Exactly as given, repeat all of the entries.

Input material:
►
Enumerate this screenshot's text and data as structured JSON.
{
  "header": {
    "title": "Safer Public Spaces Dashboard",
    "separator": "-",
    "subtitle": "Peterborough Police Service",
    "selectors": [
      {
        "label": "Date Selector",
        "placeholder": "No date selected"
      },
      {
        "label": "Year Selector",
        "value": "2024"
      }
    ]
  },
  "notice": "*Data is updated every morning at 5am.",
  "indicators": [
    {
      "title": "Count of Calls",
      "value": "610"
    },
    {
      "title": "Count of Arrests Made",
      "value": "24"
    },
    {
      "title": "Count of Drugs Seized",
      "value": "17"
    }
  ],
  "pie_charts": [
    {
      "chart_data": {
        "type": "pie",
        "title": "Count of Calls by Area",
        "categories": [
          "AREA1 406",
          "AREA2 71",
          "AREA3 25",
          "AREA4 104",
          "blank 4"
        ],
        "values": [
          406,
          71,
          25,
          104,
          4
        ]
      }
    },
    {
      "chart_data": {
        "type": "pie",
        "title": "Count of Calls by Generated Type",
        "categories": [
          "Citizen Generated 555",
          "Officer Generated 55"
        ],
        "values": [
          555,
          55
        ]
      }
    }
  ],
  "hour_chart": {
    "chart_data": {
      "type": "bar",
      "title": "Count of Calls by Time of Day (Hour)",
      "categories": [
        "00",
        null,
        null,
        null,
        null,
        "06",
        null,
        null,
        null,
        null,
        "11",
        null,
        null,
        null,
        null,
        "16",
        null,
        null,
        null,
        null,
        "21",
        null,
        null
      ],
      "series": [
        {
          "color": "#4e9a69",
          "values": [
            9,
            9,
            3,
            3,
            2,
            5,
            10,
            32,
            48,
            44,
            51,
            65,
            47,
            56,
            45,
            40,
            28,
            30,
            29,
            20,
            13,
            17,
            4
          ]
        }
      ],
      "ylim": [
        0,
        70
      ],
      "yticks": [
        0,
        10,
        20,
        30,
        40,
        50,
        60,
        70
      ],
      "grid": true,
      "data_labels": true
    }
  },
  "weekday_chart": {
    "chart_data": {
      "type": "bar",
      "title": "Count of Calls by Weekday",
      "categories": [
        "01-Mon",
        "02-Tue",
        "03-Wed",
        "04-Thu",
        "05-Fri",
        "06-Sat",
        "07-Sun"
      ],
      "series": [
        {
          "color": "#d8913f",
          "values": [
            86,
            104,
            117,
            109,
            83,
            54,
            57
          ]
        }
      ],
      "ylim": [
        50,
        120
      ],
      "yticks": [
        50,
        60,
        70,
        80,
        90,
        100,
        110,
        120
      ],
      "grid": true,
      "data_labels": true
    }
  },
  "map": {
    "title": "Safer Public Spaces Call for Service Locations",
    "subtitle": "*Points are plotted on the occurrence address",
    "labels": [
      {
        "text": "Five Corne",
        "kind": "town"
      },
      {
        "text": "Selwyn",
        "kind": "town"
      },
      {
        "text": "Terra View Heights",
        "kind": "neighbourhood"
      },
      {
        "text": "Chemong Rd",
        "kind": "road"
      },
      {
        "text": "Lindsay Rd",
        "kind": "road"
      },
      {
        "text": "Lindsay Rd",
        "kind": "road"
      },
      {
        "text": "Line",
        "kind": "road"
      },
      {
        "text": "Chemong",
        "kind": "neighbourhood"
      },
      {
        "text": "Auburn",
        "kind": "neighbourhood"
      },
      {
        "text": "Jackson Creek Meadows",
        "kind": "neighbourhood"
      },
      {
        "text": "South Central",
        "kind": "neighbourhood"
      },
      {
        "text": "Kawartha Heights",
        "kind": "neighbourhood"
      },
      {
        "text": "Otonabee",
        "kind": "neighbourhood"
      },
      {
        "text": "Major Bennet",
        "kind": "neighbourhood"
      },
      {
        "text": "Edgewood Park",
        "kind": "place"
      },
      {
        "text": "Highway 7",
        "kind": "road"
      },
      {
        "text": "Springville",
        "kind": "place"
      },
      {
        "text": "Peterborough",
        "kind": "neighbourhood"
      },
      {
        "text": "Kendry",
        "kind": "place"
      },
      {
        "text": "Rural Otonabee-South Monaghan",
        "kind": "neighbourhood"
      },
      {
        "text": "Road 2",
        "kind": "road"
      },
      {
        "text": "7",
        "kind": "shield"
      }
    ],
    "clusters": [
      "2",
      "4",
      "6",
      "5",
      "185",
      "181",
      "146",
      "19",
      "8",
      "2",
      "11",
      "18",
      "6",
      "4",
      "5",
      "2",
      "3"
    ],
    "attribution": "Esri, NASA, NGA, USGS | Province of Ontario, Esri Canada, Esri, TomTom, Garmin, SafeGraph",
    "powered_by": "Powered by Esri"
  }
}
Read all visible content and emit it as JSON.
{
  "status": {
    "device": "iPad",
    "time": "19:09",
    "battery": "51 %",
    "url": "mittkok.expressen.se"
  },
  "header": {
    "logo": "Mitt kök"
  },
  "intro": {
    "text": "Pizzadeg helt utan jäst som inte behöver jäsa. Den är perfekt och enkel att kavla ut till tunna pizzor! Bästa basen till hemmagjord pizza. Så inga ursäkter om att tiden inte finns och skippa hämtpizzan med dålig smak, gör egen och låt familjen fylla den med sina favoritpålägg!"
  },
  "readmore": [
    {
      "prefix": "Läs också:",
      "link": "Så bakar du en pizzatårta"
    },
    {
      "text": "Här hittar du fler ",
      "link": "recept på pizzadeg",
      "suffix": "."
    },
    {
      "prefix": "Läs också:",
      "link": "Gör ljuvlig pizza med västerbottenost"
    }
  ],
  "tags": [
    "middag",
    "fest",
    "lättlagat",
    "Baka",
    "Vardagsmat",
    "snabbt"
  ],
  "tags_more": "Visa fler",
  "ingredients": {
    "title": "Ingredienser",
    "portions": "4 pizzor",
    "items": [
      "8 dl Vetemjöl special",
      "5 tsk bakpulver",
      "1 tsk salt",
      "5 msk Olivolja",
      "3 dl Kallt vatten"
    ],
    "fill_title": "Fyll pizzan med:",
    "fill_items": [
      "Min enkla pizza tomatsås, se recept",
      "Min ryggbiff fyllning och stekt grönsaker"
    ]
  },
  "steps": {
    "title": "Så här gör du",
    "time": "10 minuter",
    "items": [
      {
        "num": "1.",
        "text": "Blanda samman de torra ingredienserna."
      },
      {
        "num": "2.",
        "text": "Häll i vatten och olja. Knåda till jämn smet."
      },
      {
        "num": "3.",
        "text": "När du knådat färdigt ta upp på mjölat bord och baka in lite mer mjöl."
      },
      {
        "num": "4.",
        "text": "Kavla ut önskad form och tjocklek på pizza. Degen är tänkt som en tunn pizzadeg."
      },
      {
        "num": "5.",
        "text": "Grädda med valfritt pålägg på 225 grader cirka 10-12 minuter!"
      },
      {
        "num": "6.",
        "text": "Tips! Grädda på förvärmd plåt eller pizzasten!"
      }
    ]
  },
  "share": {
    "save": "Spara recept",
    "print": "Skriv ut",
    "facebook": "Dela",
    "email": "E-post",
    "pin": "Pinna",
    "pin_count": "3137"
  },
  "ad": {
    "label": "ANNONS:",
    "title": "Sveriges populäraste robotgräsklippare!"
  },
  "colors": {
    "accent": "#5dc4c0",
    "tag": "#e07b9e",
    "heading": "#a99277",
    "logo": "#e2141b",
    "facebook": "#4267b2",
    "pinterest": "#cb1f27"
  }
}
◄
The reply:
Enumerate this screenshot's text and data as structured JSON.
{
  "header": {
    "title": "Safer Public Spaces Dashboard",
    "separator": "-",
    "subtitle": "Peterborough Police Service",
    "selectors": [
      {
        "label": "Date Selector",
        "placeholder": "No date selected"
      },
      {
        "label": "Year Selector",
        "value": "2024"
      }
    ]
  },
  "notice": "*Data is updated every morning at 5am.",
  "indicators": [
    {
      "title": "Count of Calls",
      "value": "610"
    },
    {
      "title": "Count of Arrests Made",
      "value": "24"
    },
    {
      "title": "Count of Drugs Seized",
      "value": "17"
    }
  ],
  "pie_charts": [
    {
      "chart_data": {
        "type": "pie",
        "title": "Count of Calls by Area",
        "categories": [
          "AREA1 406",
          "AREA2 71",
          "AREA3 25",
          "AREA4 104",
          "blank 4"
        ],
        "values": [
          406,
          71,
          25,
          104,
          4
        ]
      }
    },
    {
      "chart_data": {
        "type": "pie",
        "title": "Count of Calls by Generated Type",
        "categories": [
          "Citizen Generated 555",
          "Officer Generated 55"
        ],
        "values": [
          555,
          55
        ]
      }
    }
  ],
  "hour_chart": {
    "chart_data": {
      "type": "bar",
      "title": "Count of Calls by Time of Day (Hour)",
      "categories": [
        "00",
        null,
        null,
        null,
        null,
        "06",
        null,
        null,
        null,
        null,
        "11",
        null,
        null,
        null,
        null,
        "16",
        null,
        null,
        null,
        null,
        "21",
        null,
        null
      ],
      "series": [
        {
          "color": "#4e9a69",
          "values": [
            9,
            9,
            3,
            3,
            2,
            5,
            10,
            32,
            48,
            44,
            51,
            65,
            47,
            56,
            45,
            40,
            28,
            30,
            29,
            20,
            13,
            17,
            4
          ]
        }
      ],
      "ylim": [
        0,
        70
      ],
      "yticks": [
        0,
        10,
        20,
        30,
        40,
        50,
        60,
        70
      ],
      "grid": true,
      "data_labels": true
    }
  },
  "weekday_chart": {
    "chart_data": {
      "type": "bar",
      "title": "Count of Calls by Weekday",
      "categories": [
        "01-Mon",
        "02-Tue",
        "03-Wed",
        "04-Thu",
        "05-Fri",
        "06-Sat",
        "07-Sun"
      ],
      "series": [
        {
          "color": "#d8913f",
          "values": [
            86,
            104,
            117,
            109,
            83,
            54,
            57
          ]
        }
      ],
      "ylim": [
        50,
        120
      ],
      "yticks": [
        50,
        60,
        70,
        80,
        90,
        100,
        110,
        120
      ],
      "grid": true,
      "data_labels": true
    }
  },
  "map": {
    "title": "Safer Public Spaces Call for Service Locations",
    "subtitle": "*Points are plotted on the occurrence address",
    "labels": [
      {
        "text": "Five Corne",
        "kind": "town"
      },
      {
        "text": "Selwyn",
        "kind": "town"
      },
      {
        "text": "Terra View Heights",
        "kind": "neighbourhood"
      },
      {
        "text": "Chemong Rd",
        "kind": "road"
      },
      {
        "text": "Lindsay Rd",
        "kind": "road"
      },
      {
        "text": "Lindsay Rd",
        "kind": "road"
      },
      {
        "text": "Line",
        "kind": "road"
      },
      {
        "text": "Chemong",
        "kind": "neighbourhood"
      },
      {
        "text": "Auburn",
        "kind": "neighbourhood"
      },
      {
        "text": "Jackson Creek Meadows",
        "kind": "neighbourhood"
      },
      {
        "text": "South Central",
        "kind": "neighbourhood"
      },
      {
        "text": "Kawartha Heights",
        "kind": "neighbourhood"
      },
      {
        "text": "Otonabee",
        "kind": "neighbourhood"
      },
      {
        "text": "Major Bennet",
        "kind": "neighbourhood"
      },
      {
        "text": "Edgewood Park",
        "kind": "place"
      },
      {
        "text": "Highway 7",
        "kind": "road"
      },
      {
        "text": "Springville",
        "kind": "place"
      },
      {
        "text": "Peterborough",
        "kind": "neighbourhood"
      },
      {
        "text": "Kendry",
        "kind": "place"
      },
      {
        "text": "Rural Otonabee-South Monaghan",
        "kind": "neighbourhood"
      },
      {
        "text": "Road 2",
        "kind": "road"
      },
      {
        "text": "7",
        "kind": "shield"
      }
    ],
    "clusters": [
      "2",
      "4",
      "6",
      "5",
      "185",
      "181",
      "146",
      "19",
      "8",
      "2",
      "11",
      "18",
      "6",
      "4",
      "5",
      "2",
      "3"
    ],
    "attribution": "Esri, NASA, NGA, USGS | Province of Ontario, Esri Canada, Esri, TomTom, Garmin, SafeGraph",
    "powered_by": "Powered by Esri"
  }
}
Read all visible content and emit it as JSON.
{
  "status": {
    "device": "iPad",
    "time": "19:09",
    "battery": "51 %",
    "url": "mittkok.expressen.se"
  },
  "header": {
    "logo": "Mitt kök"
  },
  "intro": {
    "text": "Pizzadeg helt utan jäst som inte behöver jäsa. Den är perfekt och enkel att kavla ut till tunna pizzor! Bästa basen till hemmagjord pizza. Så inga ursäkter om att tiden inte finns och skippa hämtpizzan med dålig smak, gör egen och låt familjen fylla den med sina favoritpålägg!"
  },
  "readmore": [
    {
      "prefix": "Läs också:",
      "link": "Så bakar du en pizzatårta"
    },
    {
      "text": "Här hittar du fler ",
      "link": "recept på pizzadeg",
      "suffix": "."
    },
    {
      "prefix": "Läs också:",
      "link": "Gör ljuvlig pizza med västerbottenost"
    }
  ],
  "tags": [
    "middag",
    "fest",
    "lättlagat",
    "Baka",
    "Vardagsmat",
    "snabbt"
  ],
  "tags_more": "Visa fler",
  "ingredients": {
    "title": "Ingredienser",
    "portions": "4 pizzor",
    "items": [
      "8 dl Vetemjöl special",
      "5 tsk bakpulver",
      "1 tsk salt",
      "5 msk Olivolja",
      "3 dl Kallt vatten"
    ],
    "fill_title": "Fyll pizzan med:",
    "fill_items": [
      "Min enkla pizza tomatsås, se recept",
      "Min ryggbiff fyllning och stekt grönsaker"
    ]
  },
  "steps": {
    "title": "Så här gör du",
    "time": "10 minuter",
    "items": [
      {
        "num": "1.",
        "text": "Blanda samman de torra ingredienserna."
      },
      {
        "num": "2.",
        "text": "Häll i vatten och olja. Knåda till jämn smet."
      },
      {
        "num": "3.",
        "text": "När du knådat färdigt ta upp på mjölat bord och baka in lite mer mjöl."
      },
      {
        "num": "4.",
        "text": "Kavla ut önskad form och tjocklek på pizza. Degen är tänkt som en tunn pizzadeg."
      },
      {
        "num": "5.",
        "text": "Grädda med valfritt pålägg på 225 grader cirka 10-12 minuter!"
      },
      {
        "num": "6.",
        "text": "Tips! Grädda på förvärmd plåt eller pizzasten!"
      }
    ]
  },
  "share": {
    "save": "Spara recept",
    "print": "Skriv ut",
    "facebook": "Dela",
    "email": "E-post",
    "pin": "Pinna",
    "pin_count": "3137"
  },
  "ad": {
    "label": "ANNONS:",
    "title": "Sveriges populäraste robotgräsklippare!"
  },
  "colors": {
    "accent": "#5dc4c0",
    "tag": "#e07b9e",
    "heading": "#a99277",
    "logo": "#e2141b",
    "facebook": "#4267b2",
    "pinterest": "#cb1f27"
  }
}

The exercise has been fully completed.